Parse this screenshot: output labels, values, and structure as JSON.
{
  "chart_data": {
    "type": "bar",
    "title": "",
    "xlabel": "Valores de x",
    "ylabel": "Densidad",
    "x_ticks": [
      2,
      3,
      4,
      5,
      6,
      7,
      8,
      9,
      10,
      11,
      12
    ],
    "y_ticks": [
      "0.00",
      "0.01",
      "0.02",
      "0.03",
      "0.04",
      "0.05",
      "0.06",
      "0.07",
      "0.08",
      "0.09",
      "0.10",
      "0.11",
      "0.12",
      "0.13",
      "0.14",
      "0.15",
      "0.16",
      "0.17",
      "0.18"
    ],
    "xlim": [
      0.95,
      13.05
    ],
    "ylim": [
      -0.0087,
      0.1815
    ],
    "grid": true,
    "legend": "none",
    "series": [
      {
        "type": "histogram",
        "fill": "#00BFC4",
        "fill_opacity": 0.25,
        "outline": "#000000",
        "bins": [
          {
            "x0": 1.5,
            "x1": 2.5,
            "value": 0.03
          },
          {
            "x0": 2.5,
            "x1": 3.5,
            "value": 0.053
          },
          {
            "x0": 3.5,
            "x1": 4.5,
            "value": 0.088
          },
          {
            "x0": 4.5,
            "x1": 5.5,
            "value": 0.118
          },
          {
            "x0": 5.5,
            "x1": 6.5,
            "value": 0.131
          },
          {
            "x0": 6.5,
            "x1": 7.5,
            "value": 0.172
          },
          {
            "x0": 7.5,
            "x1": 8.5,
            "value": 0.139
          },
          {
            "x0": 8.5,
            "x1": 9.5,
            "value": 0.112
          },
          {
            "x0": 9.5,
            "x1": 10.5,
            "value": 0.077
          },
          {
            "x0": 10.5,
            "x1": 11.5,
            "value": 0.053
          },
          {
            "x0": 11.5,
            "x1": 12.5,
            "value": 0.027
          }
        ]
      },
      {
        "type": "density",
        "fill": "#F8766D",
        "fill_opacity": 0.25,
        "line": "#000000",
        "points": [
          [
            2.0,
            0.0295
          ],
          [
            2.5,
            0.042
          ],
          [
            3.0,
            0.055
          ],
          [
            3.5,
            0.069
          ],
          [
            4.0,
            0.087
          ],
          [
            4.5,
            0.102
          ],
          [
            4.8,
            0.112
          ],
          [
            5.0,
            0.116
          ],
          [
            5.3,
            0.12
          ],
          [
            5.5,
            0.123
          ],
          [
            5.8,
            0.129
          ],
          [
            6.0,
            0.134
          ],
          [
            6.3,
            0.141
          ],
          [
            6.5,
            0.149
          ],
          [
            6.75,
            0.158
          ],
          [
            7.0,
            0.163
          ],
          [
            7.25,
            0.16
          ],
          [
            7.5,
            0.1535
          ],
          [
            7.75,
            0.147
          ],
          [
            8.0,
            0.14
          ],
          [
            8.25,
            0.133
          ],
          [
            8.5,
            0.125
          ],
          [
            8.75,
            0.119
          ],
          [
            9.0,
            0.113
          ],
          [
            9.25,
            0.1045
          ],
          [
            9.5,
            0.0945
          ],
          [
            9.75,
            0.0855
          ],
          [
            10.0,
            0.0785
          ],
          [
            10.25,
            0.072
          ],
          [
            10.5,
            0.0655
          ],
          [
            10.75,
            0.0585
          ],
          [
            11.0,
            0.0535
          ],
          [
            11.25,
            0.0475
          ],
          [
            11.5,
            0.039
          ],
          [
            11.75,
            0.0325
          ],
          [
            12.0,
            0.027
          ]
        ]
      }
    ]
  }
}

##########

What you are asked to do: The records above are to be copied in full, exactly as written.

In response:
Parse this screenshot: output labels, values, and structure as JSON.
{
  "chart_data": {
    "type": "bar",
    "title": "",
    "xlabel": "Valores de x",
    "ylabel": "Densidad",
    "x_ticks": [
      2,
      3,
      4,
      5,
      6,
      7,
      8,
      9,
      10,
      11,
      12
    ],
    "y_ticks": [
      "0.00",
      "0.01",
      "0.02",
      "0.03",
      "0.04",
      "0.05",
      "0.06",
      "0.07",
      "0.08",
      "0.09",
      "0.10",
      "0.11",
      "0.12",
      "0.13",
      "0.14",
      "0.15",
      "0.16",
      "0.17",
      "0.18"
    ],
    "xlim": [
      0.95,
      13.05
    ],
    "ylim": [
      -0.0087,
      0.1815
    ],
    "grid": true,
    "legend": "none",
    "series": [
      {
        "type": "histogram",
        "fill": "#00BFC4",
        "fill_opacity": 0.25,
        "outline": "#000000",
        "bins": [
          {
            "x0": 1.5,
            "x1": 2.5,
            "value": 0.03
          },
          {
            "x0": 2.5,
            "x1": 3.5,
            "value": 0.053
          },
          {
            "x0": 3.5,
            "x1": 4.5,
            "value": 0.088
          },
          {
            "x0": 4.5,
            "x1": 5.5,
            "value": 0.118
          },
          {
            "x0": 5.5,
            "x1": 6.5,
            "value": 0.131
          },
          {
            "x0": 6.5,
            "x1": 7.5,
            "value": 0.172
          },
          {
            "x0": 7.5,
            "x1": 8.5,
            "value": 0.139
          },
          {
            "x0": 8.5,
            "x1": 9.5,
            "value": 0.112
          },
          {
            "x0": 9.5,
            "x1": 10.5,
            "value": 0.077
          },
          {
            "x0": 10.5,
            "x1": 11.5,
            "value": 0.053
          },
          {
            "x0": 11.5,
            "x1": 12.5,
            "value": 0.027
          }
        ]
      },
      {
        "type": "density",
        "fill": "#F8766D",
        "fill_opacity": 0.25,
        "line": "#000000",
        "points": [
          [
            2.0,
            0.0295
          ],
          [
            2.5,
            0.042
          ],
          [
            3.0,
            0.055
          ],
          [
            3.5,
            0.069
          ],
          [
            4.0,
            0.087
          ],
          [
            4.5,
            0.102
          ],
          [
            4.8,
            0.112
          ],
          [
            5.0,
            0.116
          ],
          [
            5.3,
            0.12
          ],
          [
            5.5,
            0.123
          ],
          [
            5.8,
            0.129
          ],
          [
            6.0,
            0.134
          ],
          [
            6.3,
            0.141
          ],
          [
            6.5,
            0.149
          ],
          [
            6.75,
            0.158
          ],
          [
            7.0,
            0.163
          ],
          [
            7.25,
            0.16
          ],
          [
            7.5,
            0.1535
          ],
          [
            7.75,
            0.147
          ],
          [
            8.0,
            0.14
          ],
          [
            8.25,
            0.133
          ],
          [
            8.5,
            0.125
          ],
          [
            8.75,
            0.119
          ],
          [
            9.0,
            0.113
          ],
          [
            9.25,
            0.1045
          ],
          [
            9.5,
            0.0945
          ],
          [
            9.75,
            0.0855
          ],
          [
            10.0,
            0.0785
          ],
          [
            10.25,
            0.072
          ],
          [
            10.5,
            0.0655
          ],
          [
            10.75,
            0.0585
          ],
          [
            11.0,
            0.0535
          ],
          [
            11.25,
            0.0475
          ],
          [
            11.5,
            0.039
          ],
          [
            11.75,
            0.0325
          ],
          [
            12.0,
            0.027
          ]
        ]
      }
    ]
  }
}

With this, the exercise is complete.